- [Aim of the exercise]: Using the listing below, give the number of lines where "this" appears, and nothing else.

--- Begin Items ---

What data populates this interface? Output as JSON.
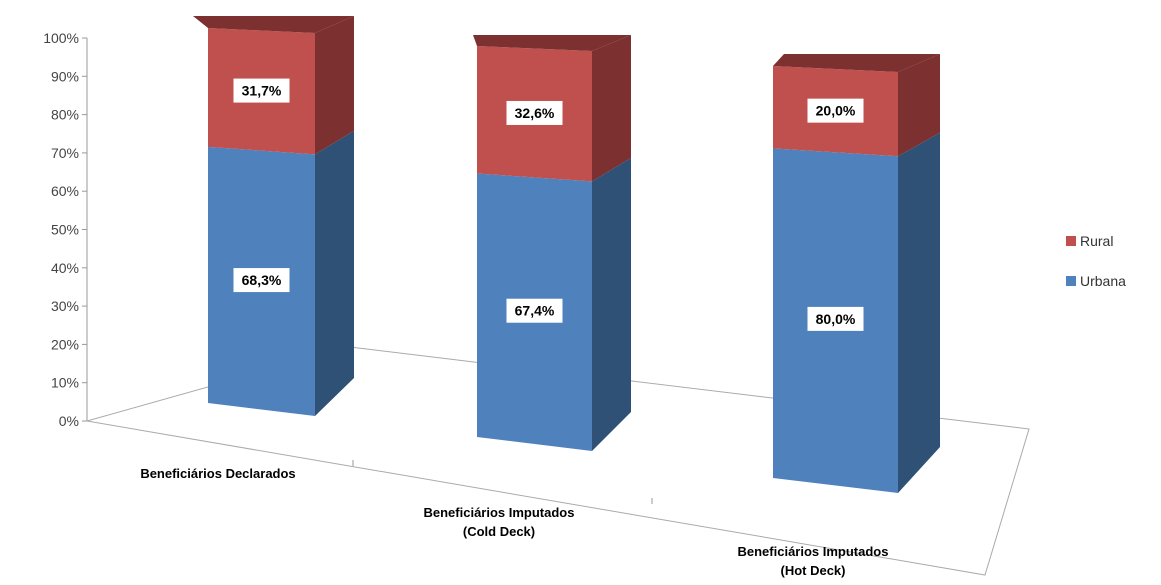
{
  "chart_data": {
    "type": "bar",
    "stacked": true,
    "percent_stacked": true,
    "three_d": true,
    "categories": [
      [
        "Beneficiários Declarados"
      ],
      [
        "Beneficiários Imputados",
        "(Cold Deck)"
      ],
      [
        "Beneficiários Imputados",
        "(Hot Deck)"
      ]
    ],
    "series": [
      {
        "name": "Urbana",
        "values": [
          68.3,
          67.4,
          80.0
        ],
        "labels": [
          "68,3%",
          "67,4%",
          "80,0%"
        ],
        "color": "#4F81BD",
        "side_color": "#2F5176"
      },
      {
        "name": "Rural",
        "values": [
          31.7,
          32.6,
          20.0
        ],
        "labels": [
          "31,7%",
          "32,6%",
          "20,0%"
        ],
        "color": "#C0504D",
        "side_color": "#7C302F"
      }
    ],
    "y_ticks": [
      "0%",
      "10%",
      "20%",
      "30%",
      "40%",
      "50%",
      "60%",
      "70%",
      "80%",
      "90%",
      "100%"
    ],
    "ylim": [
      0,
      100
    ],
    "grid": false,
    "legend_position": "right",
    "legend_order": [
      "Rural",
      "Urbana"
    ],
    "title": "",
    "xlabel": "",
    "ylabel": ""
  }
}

--- End Items ---
--- Begin Items ---

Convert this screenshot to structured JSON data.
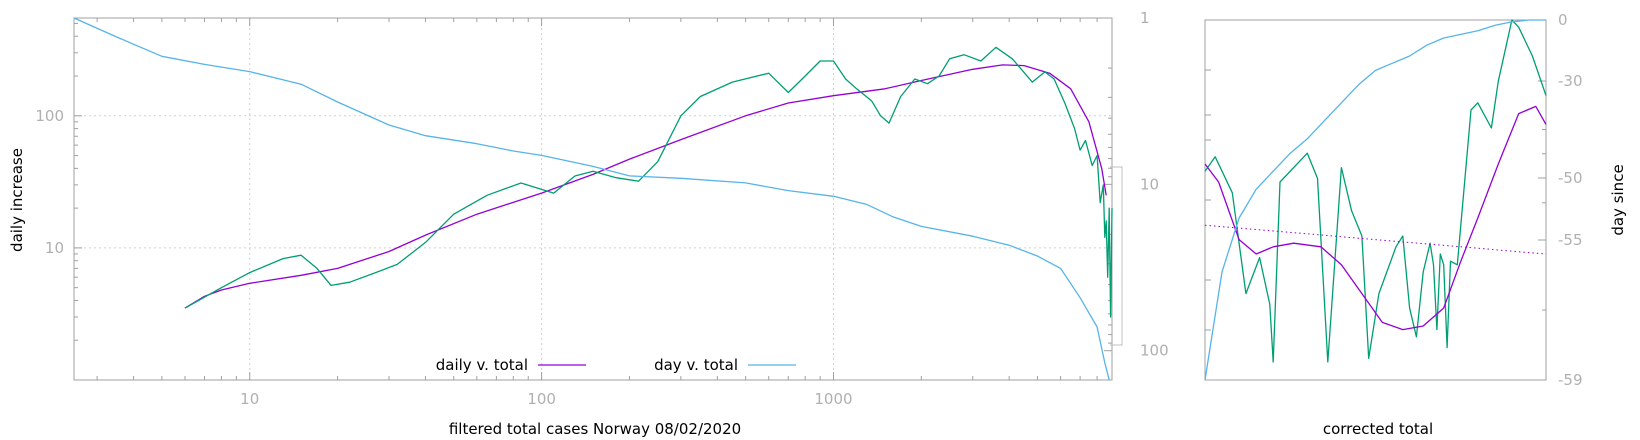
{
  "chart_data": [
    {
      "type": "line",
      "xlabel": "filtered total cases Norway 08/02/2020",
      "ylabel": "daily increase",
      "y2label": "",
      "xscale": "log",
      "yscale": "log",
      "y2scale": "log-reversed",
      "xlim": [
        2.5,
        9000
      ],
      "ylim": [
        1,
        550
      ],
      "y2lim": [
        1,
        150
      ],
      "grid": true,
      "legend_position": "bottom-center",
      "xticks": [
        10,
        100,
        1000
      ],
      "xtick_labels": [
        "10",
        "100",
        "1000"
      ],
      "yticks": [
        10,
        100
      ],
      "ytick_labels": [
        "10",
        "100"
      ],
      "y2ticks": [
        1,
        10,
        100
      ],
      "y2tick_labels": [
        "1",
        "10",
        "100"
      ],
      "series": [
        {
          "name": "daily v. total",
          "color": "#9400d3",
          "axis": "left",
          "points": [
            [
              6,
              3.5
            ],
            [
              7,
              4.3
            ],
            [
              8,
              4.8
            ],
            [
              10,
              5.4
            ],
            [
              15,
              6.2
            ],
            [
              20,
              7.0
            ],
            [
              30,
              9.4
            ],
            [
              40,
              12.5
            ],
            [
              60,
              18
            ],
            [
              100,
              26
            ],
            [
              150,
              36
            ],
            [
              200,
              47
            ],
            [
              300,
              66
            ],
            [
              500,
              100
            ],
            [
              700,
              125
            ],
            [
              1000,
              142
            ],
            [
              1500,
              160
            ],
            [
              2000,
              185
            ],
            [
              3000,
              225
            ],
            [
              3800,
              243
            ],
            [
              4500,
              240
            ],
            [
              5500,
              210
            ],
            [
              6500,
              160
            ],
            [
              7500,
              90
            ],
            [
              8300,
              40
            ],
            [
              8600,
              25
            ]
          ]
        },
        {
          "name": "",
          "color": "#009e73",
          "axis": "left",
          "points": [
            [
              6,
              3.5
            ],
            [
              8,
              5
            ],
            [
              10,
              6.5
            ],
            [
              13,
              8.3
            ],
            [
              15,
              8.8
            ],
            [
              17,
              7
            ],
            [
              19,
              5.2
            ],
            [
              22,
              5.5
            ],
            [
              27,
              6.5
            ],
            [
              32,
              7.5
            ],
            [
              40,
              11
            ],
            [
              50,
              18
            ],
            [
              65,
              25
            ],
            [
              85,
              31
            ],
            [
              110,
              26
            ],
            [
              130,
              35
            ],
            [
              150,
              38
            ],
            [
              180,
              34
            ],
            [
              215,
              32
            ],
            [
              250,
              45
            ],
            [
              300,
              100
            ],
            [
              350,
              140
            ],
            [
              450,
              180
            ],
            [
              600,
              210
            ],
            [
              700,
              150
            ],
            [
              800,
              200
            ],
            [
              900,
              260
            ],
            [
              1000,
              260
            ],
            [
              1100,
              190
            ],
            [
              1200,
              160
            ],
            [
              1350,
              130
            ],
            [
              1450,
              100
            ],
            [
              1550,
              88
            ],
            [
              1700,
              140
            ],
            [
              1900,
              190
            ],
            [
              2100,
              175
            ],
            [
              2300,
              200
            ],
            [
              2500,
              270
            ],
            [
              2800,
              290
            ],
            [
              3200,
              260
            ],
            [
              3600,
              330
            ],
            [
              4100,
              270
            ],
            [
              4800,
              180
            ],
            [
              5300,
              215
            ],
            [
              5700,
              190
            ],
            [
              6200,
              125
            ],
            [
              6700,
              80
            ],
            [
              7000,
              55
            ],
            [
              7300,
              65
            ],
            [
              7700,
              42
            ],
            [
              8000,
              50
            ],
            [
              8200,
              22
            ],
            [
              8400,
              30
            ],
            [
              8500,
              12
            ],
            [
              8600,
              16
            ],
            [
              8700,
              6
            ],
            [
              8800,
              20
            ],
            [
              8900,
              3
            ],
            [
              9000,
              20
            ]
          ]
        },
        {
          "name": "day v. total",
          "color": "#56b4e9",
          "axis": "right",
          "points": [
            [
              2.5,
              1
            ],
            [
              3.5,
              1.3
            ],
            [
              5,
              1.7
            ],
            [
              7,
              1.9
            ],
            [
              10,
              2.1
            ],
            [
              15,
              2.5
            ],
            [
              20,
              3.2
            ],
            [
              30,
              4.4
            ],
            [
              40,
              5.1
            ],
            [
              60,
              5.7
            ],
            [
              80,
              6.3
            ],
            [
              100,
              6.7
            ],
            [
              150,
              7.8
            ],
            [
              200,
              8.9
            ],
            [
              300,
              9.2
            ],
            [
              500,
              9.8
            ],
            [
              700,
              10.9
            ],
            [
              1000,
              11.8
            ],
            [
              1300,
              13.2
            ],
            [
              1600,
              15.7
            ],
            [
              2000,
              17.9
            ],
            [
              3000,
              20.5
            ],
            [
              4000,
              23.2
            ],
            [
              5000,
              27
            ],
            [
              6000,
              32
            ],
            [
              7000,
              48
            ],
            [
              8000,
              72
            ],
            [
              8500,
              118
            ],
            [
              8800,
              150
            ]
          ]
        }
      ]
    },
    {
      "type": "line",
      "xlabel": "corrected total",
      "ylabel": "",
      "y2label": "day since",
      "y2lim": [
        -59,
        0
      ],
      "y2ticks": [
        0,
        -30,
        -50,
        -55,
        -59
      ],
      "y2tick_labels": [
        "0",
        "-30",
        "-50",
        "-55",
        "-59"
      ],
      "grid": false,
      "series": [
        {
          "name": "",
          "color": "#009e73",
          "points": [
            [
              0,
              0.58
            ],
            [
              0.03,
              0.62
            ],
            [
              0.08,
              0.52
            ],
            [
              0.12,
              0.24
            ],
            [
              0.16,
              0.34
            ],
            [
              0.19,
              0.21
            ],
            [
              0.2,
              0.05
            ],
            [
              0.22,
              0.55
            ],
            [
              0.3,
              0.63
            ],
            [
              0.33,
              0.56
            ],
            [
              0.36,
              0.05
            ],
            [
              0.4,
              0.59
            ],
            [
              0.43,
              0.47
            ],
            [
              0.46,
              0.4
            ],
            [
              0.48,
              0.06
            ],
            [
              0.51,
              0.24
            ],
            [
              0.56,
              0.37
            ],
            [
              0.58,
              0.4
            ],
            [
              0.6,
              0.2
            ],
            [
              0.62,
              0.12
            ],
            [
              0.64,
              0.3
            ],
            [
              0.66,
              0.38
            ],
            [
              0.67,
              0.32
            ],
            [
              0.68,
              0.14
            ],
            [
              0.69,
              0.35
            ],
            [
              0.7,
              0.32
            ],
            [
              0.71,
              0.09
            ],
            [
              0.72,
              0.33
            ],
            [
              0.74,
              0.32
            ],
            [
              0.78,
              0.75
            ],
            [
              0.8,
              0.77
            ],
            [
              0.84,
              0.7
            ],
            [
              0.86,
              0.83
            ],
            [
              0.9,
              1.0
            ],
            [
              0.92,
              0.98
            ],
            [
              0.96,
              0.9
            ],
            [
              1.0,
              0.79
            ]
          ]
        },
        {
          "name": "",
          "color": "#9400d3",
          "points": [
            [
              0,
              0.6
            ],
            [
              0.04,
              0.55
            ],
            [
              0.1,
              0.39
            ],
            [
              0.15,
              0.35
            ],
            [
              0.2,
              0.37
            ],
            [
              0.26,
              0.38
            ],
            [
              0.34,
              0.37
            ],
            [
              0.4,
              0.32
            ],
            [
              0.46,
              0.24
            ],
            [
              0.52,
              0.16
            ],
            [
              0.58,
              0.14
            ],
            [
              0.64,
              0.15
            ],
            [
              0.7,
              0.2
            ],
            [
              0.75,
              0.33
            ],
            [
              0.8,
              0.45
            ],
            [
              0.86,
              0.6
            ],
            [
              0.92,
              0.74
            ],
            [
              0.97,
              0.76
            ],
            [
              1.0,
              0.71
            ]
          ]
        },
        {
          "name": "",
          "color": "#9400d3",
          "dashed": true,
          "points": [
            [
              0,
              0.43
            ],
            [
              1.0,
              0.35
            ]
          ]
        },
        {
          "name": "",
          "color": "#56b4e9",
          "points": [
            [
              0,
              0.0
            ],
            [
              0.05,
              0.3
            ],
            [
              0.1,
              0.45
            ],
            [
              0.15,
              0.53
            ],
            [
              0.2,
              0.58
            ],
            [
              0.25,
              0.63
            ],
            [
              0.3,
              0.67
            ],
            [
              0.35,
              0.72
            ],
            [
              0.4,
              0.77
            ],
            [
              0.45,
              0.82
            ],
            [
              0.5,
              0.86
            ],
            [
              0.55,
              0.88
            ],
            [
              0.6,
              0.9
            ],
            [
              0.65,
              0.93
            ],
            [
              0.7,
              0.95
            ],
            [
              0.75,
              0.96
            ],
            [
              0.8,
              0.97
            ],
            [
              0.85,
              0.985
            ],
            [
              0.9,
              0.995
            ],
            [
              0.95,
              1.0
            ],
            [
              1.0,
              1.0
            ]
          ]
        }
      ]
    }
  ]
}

--- End Items ---
--- Begin Items ---

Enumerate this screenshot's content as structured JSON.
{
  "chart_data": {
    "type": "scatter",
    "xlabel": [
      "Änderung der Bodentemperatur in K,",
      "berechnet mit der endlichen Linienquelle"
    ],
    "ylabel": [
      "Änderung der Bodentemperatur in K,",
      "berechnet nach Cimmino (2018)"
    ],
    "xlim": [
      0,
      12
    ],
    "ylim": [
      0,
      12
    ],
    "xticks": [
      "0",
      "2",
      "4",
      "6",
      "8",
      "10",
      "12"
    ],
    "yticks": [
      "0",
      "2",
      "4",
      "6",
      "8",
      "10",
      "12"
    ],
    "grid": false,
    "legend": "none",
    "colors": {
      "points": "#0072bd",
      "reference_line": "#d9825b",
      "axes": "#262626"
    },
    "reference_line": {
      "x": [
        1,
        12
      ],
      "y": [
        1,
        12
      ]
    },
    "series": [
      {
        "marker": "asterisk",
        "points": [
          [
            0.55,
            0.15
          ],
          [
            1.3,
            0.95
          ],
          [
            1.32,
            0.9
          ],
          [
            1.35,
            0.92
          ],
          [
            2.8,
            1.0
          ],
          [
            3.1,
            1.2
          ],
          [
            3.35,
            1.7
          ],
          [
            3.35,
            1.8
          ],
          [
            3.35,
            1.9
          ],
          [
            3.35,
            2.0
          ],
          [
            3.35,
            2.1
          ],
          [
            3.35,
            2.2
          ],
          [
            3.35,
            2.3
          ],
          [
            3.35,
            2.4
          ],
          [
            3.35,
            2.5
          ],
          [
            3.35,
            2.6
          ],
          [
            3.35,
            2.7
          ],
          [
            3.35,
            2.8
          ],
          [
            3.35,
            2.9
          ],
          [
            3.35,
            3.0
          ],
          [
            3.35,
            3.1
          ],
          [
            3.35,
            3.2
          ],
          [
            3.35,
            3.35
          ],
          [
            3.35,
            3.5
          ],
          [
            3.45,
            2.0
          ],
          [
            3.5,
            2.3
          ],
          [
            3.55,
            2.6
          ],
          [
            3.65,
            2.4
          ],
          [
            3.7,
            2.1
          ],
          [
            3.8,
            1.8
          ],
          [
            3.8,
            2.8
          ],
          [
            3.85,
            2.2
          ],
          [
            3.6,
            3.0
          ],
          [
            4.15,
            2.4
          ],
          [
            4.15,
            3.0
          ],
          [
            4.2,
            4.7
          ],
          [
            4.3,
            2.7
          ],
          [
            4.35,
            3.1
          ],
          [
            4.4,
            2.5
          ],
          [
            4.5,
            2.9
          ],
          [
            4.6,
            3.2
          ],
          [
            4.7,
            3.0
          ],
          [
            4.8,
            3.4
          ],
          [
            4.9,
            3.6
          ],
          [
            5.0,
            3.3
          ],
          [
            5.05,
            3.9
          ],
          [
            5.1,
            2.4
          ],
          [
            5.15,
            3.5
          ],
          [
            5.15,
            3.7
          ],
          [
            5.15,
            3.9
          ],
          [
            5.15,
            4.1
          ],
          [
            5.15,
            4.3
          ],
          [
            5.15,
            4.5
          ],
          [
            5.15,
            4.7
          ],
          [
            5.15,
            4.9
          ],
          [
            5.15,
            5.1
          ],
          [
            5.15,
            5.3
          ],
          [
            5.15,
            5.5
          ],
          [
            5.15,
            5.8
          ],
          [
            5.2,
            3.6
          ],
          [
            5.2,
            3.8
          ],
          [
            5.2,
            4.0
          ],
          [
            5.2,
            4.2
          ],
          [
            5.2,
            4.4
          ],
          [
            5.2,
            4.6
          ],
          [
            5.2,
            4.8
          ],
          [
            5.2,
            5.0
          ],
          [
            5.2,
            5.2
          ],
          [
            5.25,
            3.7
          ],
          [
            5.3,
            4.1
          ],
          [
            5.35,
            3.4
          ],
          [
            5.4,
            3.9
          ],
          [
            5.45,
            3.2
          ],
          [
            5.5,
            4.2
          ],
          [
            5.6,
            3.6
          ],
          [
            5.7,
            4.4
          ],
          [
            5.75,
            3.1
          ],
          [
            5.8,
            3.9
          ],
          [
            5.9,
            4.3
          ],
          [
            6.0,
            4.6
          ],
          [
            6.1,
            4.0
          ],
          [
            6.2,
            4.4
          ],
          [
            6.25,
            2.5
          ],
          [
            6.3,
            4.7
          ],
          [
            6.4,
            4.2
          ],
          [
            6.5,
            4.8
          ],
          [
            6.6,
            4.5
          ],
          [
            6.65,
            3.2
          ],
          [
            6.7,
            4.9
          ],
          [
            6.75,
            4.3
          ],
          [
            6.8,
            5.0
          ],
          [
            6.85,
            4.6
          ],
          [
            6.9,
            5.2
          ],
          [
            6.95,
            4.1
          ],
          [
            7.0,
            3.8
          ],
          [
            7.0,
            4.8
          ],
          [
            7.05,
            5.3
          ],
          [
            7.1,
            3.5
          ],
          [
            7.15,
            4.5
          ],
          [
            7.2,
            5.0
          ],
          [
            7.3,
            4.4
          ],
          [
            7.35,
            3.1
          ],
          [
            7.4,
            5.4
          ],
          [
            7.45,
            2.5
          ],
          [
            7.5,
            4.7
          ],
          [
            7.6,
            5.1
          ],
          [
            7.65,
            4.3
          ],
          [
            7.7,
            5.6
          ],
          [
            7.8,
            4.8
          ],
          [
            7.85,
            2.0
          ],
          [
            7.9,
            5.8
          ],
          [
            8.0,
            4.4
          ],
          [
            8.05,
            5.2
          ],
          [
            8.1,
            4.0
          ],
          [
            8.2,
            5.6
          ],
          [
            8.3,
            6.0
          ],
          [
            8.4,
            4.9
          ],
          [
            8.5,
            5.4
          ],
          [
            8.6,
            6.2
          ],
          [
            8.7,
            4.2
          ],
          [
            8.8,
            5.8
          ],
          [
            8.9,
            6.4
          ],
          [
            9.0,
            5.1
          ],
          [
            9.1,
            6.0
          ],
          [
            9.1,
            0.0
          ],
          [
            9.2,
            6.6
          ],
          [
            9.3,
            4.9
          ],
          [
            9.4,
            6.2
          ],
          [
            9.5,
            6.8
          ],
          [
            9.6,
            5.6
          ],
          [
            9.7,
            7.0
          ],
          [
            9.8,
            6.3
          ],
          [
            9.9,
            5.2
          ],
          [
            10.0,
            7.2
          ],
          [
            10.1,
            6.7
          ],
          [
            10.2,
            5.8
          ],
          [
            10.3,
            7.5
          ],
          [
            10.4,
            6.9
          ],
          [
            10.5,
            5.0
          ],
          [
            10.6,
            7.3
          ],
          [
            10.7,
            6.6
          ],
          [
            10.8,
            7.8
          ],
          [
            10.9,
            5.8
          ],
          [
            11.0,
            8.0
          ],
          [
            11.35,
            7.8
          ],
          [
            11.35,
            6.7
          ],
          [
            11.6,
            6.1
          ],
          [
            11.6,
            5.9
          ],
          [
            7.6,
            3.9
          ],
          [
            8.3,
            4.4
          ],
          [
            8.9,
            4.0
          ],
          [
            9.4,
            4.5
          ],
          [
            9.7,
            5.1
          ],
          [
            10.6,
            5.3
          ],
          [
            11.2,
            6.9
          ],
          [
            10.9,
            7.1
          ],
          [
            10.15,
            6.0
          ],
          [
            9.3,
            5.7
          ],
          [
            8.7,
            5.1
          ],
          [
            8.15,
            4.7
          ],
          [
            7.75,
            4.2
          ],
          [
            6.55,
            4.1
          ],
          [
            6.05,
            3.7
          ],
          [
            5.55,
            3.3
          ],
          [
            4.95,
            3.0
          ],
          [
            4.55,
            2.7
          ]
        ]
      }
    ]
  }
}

--- End Items ---

- [Finished exercise]: 3